▸ **TEXTO DE LA PÁGINA**:
=======

Recuerdos de Oviedo: “Jardín de los Reyes Caudillos”

 

“Las verdades son ilusiones de las cuales se ha olvidado que son metáforas que paulatinamente pierden su utilidad y su fuerza, monedas que pierden el troquelado y que ya no pueden ser consideradas más que como metal, no como tales monedas”. (Nietzsche).

A veces, vale la pena dejarse llevar por el afán del momento. En ocasiones, sin haber trazado propósito alguno, decidimos abrir un paréntesis en medio de la cotidianidad, deteniéndonos a contemplar algo, a pensar acerca de un determinado tema, a rescatar un recuerdo, a imaginar una situación próxima, a trenzar una conversación que nos gustaría haber mantenido, o que desearíamos que tuviese lugar pronto.
A veces, en efecto, hay que detenerse, dejándonos llevar por el ímpetu del momento. Así lo hice recientemente, al pasar por delante del llamado “Jardín de los reyes caudillos”. Hay que ir más allá de la llamativa denominación que procede de 1942, y que es fácilmente explicable atendiendo a la fecha. Allí, justo al lado de la Catedral, se les rinde homenaje, mediante obras escultóricas de mérito incuestionable, a los reyes más conocidos de la monarquía asturiana.
Al lado de la Catedral, digo. No sólo se pone de manifiesto la cercanía de los poderes, la comunión entre el Trono y el Altar, tan omnipresente durante tantos siglos. Es que, más allá de eso, lo genuino, que, según creo, nos define en gran medida, es lo mucho que simboliza la Monarquía Asturiana acerca de lo que fuimos y somos en esta tierra.
Una monarquía que, sin entrar en otras consideraciones históricas que no son del caso aquí y ahora, se desplazó fuera de nuestra tierra, como lo hicieron tantas familias llegado el momento. Una Catedral que quedó inacabada si se piensa en su peculiaridad de contar con una sola torre.
De un lado, estamos ante lo de siempre: ante esplendores y decadencias. Pero, en nuestro caso, habría que añadir un factor más: una suerte de designio que nos lleva abandonar nuestra tierra, que nos impele a dejar inacabado un proyecto que, en el tiempo, es de antes y después de nosotros mismos.
Si aceptamos que aquella Monarquía se trasladó, si dejamos de ser Corte, ello podría llevarnos a pensar en ese designio al que acabo de referirme: históricamente, los esplendores son efímeros y, al final, está el abandono de lo nuestro, la marcha, la emigración. Al final, lo grande no encuentra acomodo en una geografía tan pequeña.

=======

▸ **REGISTROS DE DATOS**:
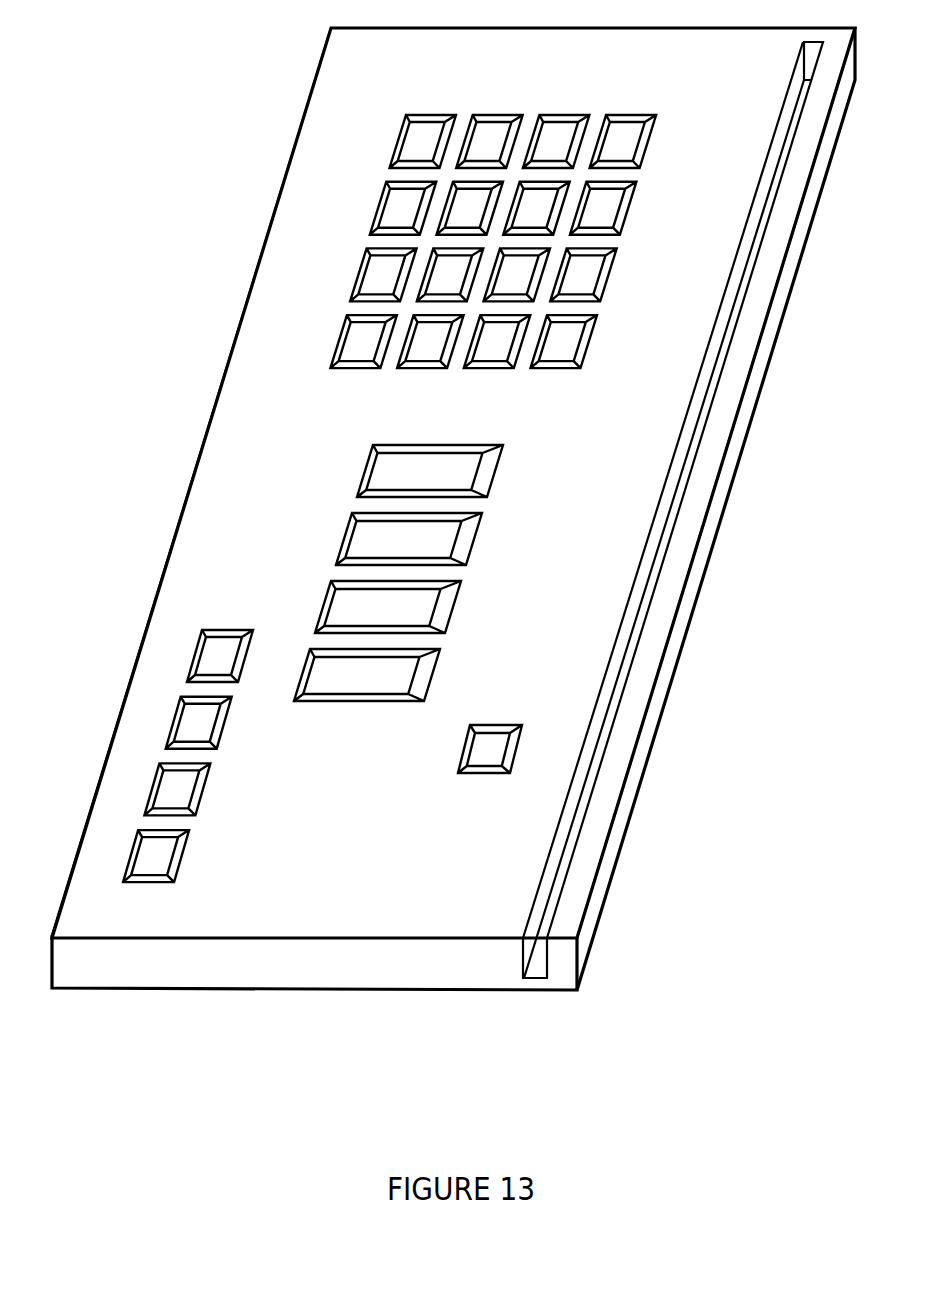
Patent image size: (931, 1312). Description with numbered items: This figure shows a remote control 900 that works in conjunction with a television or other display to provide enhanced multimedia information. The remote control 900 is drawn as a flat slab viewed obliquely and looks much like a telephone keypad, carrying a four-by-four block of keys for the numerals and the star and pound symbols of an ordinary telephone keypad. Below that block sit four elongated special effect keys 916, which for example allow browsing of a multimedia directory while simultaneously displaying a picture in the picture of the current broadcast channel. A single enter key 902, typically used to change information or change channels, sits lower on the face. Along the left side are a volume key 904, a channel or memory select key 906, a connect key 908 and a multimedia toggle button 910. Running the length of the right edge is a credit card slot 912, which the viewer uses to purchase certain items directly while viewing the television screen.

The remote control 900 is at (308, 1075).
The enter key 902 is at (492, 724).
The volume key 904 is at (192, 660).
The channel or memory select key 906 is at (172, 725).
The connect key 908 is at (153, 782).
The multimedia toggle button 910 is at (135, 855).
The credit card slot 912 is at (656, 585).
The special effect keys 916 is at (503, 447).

=======

▸ **TRABAJO POR HACER**: Reescribe el pasaje del texto sobre el Jardín de los Reyes Caudillos que va de "Al lado de la Catedral, digo." a "en esta tierra.", ambos incluidos, poniendo "alianza" en lugar de "comunión".

▸ **RESPUESTA A LA TAREA**:
Al lado de la Catedral, digo. No sólo se pone de manifiesto la cercanía de los poderes, la alianza entre el Trono y el Altar, tan omnipresente durante tantos siglos. Es que, más allá de eso, lo genuino, que, según creo, nos define en gran medida, es lo mucho que simboliza la Monarquía Asturiana acerca de lo que fuimos y somos en esta tierra.